-- Start Recorded data --

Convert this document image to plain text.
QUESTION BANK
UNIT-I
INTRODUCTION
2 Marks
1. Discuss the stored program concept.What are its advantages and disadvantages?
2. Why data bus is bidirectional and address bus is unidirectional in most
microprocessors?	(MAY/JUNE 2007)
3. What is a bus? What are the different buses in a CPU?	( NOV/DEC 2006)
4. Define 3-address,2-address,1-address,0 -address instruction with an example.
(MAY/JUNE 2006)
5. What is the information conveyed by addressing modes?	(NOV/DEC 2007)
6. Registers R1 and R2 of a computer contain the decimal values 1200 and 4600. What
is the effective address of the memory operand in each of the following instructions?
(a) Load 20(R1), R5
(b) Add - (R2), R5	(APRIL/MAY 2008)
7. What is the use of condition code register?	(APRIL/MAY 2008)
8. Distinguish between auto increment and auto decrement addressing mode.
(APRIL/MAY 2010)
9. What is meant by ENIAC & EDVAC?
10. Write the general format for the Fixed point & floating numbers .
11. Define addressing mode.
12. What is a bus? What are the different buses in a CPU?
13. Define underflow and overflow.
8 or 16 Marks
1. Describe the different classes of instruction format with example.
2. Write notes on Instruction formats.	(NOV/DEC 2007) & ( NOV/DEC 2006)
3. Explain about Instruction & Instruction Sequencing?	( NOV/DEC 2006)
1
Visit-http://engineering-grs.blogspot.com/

-- End Recorded data --

Say how many lines in the records contain the string "with", and say nothing else.

2